## What the task asks
Note each line where "points" appears, and copy it.

## Stored records
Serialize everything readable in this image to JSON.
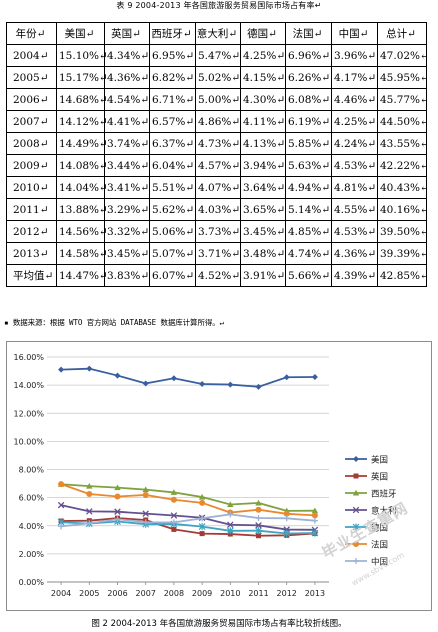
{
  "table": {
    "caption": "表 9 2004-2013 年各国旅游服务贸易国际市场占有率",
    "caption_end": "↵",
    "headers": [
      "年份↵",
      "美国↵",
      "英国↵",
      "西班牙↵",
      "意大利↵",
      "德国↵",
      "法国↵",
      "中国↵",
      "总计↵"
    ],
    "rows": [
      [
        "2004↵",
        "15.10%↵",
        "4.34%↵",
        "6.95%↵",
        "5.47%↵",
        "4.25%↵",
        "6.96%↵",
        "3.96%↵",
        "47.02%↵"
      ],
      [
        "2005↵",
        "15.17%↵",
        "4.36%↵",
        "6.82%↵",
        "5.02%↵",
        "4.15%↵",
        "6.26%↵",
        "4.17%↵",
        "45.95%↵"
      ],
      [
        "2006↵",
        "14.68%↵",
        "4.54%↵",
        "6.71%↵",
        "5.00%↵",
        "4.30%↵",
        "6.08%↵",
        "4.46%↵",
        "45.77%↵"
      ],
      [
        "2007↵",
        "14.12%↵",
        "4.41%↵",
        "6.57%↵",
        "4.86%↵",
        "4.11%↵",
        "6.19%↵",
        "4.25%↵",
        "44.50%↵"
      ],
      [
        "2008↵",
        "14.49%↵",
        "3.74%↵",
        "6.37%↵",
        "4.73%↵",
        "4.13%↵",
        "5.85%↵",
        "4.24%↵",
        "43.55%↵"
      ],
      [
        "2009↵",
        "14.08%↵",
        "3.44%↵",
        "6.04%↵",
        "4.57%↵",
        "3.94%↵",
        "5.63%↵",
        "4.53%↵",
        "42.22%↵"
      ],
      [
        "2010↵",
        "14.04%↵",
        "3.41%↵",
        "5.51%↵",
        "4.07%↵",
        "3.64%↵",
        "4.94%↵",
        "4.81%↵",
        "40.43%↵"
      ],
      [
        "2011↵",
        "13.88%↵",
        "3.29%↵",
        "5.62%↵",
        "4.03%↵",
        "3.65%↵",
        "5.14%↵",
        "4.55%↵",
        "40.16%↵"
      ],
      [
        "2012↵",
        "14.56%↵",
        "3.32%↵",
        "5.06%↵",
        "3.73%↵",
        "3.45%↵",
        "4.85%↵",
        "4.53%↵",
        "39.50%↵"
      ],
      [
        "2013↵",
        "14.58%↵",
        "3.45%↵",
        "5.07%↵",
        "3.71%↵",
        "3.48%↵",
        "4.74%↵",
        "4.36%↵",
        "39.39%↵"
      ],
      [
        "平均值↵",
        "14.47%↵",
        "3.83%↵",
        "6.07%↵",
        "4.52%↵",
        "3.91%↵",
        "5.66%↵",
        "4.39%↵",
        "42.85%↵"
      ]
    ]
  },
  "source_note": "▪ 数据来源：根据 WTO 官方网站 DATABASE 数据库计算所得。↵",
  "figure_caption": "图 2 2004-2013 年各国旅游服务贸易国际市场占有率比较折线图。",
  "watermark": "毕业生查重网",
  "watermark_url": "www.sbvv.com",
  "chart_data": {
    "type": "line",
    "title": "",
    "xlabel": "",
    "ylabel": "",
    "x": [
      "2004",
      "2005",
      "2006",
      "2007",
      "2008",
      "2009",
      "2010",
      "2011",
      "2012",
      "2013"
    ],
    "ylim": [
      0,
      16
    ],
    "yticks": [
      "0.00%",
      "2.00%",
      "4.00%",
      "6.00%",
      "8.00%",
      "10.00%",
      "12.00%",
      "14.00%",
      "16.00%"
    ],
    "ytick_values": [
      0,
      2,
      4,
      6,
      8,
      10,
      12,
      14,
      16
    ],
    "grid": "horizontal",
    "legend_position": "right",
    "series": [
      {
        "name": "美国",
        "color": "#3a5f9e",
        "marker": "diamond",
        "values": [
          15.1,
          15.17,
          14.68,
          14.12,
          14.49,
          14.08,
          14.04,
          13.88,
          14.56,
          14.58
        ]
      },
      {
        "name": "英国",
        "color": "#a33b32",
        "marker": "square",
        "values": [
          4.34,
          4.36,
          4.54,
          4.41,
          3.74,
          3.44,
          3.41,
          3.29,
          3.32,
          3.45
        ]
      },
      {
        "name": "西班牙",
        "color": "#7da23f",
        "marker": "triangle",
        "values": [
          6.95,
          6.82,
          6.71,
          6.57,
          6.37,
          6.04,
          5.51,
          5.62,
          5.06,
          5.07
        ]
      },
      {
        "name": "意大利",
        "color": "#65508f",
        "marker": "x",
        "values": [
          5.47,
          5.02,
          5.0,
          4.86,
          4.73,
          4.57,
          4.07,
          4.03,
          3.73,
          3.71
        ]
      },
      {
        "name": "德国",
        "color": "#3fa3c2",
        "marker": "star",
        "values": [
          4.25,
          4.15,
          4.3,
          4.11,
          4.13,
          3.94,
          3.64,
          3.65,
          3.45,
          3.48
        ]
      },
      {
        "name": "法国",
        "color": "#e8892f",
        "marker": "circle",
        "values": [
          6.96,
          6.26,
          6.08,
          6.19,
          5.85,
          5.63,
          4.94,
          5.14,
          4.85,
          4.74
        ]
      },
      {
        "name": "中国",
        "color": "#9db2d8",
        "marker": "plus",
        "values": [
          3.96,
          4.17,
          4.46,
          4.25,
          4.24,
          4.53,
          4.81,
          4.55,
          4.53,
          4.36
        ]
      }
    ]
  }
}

---

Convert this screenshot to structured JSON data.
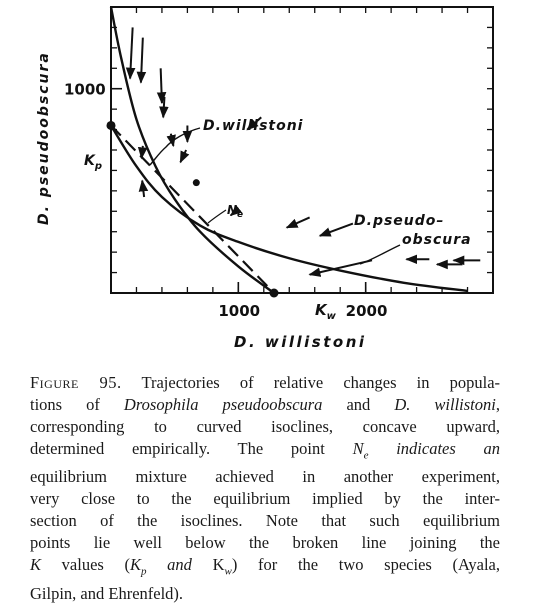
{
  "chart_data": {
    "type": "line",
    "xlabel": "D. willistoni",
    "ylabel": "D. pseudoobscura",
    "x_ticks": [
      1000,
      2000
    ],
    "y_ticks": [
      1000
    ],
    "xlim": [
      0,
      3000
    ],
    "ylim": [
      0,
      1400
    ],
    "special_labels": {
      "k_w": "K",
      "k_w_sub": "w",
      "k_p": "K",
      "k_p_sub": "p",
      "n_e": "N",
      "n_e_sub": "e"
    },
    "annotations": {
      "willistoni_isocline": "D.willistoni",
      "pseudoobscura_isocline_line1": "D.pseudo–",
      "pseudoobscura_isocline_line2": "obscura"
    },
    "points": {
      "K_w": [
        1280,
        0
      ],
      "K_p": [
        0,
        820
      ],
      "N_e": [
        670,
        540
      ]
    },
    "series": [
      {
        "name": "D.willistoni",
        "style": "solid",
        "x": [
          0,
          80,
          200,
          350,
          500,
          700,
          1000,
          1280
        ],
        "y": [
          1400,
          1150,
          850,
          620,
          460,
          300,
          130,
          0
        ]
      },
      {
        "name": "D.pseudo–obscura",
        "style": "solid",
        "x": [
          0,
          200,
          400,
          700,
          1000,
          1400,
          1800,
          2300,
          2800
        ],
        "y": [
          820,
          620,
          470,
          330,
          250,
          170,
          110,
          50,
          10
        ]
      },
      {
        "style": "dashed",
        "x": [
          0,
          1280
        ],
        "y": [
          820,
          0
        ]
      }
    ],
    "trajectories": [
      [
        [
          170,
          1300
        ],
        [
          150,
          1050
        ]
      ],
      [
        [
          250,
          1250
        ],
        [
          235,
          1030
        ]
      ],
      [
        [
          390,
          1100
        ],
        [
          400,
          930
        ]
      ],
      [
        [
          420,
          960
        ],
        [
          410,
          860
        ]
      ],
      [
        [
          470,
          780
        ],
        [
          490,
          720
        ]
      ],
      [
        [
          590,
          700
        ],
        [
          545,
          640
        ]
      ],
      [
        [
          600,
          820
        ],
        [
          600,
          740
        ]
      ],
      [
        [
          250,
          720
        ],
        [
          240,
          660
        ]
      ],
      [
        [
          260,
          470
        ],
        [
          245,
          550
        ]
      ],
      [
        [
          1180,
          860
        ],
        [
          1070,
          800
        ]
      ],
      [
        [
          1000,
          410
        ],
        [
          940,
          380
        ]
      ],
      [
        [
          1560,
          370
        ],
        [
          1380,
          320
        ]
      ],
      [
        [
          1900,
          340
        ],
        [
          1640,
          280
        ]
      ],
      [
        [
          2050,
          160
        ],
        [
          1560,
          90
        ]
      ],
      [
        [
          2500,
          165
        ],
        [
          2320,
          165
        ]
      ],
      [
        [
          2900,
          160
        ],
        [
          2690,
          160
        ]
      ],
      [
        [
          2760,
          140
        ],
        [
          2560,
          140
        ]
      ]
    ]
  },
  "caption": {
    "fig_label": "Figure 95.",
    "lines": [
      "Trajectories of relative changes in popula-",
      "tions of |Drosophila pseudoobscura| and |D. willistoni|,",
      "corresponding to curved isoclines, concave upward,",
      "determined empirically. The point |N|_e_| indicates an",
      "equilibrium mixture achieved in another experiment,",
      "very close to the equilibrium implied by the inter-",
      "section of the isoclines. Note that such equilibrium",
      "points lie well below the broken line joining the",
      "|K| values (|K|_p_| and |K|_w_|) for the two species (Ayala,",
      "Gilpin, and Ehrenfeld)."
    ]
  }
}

==

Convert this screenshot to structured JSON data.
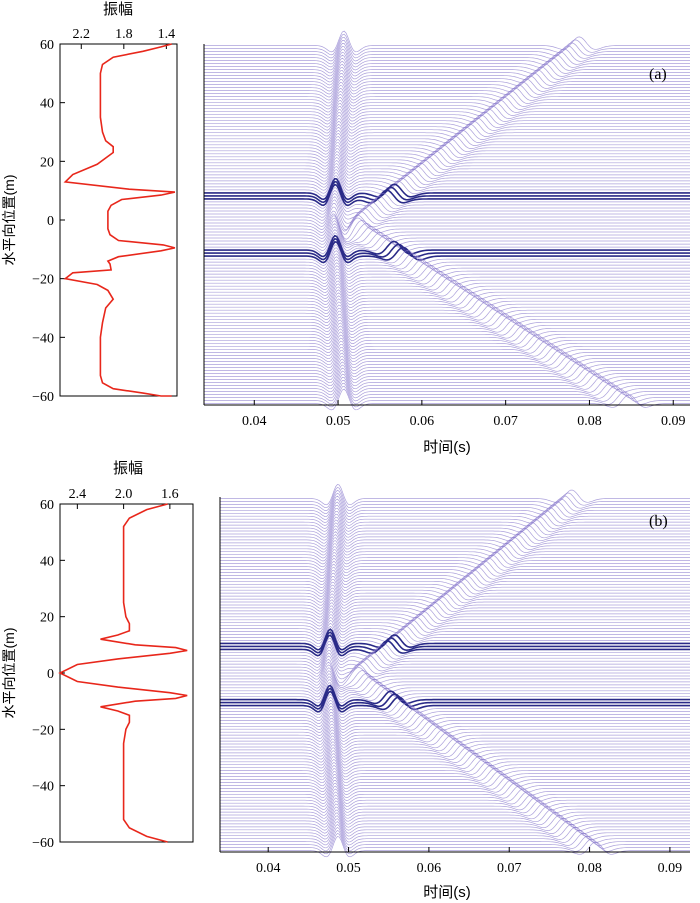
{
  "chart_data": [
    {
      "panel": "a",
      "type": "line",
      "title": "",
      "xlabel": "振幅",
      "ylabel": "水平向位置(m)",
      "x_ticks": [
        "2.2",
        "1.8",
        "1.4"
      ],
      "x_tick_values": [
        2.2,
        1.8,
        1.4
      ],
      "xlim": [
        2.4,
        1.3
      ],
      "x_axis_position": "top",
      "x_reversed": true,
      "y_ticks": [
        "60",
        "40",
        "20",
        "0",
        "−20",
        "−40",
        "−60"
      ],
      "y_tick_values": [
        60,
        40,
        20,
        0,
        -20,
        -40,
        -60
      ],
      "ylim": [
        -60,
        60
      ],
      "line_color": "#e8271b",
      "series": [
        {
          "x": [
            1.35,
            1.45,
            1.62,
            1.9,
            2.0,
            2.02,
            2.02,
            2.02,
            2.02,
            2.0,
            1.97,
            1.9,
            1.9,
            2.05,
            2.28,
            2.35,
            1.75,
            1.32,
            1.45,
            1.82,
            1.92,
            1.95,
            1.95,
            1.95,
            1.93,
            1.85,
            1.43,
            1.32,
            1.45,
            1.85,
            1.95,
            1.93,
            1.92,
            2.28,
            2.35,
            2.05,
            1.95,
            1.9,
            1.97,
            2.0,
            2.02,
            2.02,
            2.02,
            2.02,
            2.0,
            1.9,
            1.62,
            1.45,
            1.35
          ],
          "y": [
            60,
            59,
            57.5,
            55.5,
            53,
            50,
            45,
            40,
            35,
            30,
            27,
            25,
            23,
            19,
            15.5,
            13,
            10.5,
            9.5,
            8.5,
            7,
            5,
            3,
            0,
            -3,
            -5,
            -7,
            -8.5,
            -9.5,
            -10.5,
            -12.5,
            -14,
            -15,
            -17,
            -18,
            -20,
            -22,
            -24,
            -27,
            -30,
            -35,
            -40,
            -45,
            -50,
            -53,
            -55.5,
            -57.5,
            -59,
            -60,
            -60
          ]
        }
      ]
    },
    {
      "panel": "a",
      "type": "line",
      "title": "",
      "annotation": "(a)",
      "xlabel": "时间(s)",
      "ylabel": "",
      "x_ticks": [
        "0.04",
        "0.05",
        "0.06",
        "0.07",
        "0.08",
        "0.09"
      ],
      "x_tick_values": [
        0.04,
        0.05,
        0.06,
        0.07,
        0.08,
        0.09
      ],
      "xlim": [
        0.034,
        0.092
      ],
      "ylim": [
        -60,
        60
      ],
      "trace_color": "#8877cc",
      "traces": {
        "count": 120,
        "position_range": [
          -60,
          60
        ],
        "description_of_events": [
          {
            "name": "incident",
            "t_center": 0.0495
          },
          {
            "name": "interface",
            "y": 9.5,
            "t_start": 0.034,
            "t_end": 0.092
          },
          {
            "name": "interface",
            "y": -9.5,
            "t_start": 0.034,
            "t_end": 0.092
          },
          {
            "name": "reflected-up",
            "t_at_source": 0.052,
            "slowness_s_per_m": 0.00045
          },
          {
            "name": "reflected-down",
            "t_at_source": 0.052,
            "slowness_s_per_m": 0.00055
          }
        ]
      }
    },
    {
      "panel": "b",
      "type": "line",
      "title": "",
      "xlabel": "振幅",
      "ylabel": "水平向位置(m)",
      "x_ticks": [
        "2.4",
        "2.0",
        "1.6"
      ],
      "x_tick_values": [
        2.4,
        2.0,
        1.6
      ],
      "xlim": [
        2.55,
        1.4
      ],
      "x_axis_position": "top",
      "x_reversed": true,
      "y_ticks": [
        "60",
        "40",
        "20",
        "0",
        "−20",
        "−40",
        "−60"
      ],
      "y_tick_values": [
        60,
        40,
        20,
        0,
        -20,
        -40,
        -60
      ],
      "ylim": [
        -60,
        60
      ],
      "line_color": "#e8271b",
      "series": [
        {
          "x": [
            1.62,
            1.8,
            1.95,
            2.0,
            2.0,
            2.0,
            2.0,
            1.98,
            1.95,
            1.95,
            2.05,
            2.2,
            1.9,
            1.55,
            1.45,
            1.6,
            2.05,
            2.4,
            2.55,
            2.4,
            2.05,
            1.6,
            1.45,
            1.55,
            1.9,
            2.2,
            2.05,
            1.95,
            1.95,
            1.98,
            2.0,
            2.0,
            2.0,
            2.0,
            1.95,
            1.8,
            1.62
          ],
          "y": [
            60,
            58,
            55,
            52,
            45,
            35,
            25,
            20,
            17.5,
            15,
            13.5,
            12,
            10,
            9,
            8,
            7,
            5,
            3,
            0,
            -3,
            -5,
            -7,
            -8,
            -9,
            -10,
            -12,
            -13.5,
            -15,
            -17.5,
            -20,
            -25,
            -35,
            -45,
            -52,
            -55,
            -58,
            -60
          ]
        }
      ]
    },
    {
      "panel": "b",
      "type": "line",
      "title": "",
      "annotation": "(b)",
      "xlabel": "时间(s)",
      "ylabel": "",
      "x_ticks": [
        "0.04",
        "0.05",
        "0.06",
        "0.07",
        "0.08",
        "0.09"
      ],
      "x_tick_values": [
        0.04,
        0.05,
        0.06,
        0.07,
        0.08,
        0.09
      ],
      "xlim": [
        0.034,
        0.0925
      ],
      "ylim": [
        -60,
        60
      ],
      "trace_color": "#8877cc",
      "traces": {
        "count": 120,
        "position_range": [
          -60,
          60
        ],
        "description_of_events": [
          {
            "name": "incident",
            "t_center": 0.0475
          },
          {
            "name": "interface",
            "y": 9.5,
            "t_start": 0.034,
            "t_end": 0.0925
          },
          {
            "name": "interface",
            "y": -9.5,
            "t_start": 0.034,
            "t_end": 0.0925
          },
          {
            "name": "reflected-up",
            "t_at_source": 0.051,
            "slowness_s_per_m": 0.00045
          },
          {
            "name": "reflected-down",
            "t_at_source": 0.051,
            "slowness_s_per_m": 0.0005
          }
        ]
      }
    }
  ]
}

## Exercise output
    "points": {
      "points lie well below the broken line joining the",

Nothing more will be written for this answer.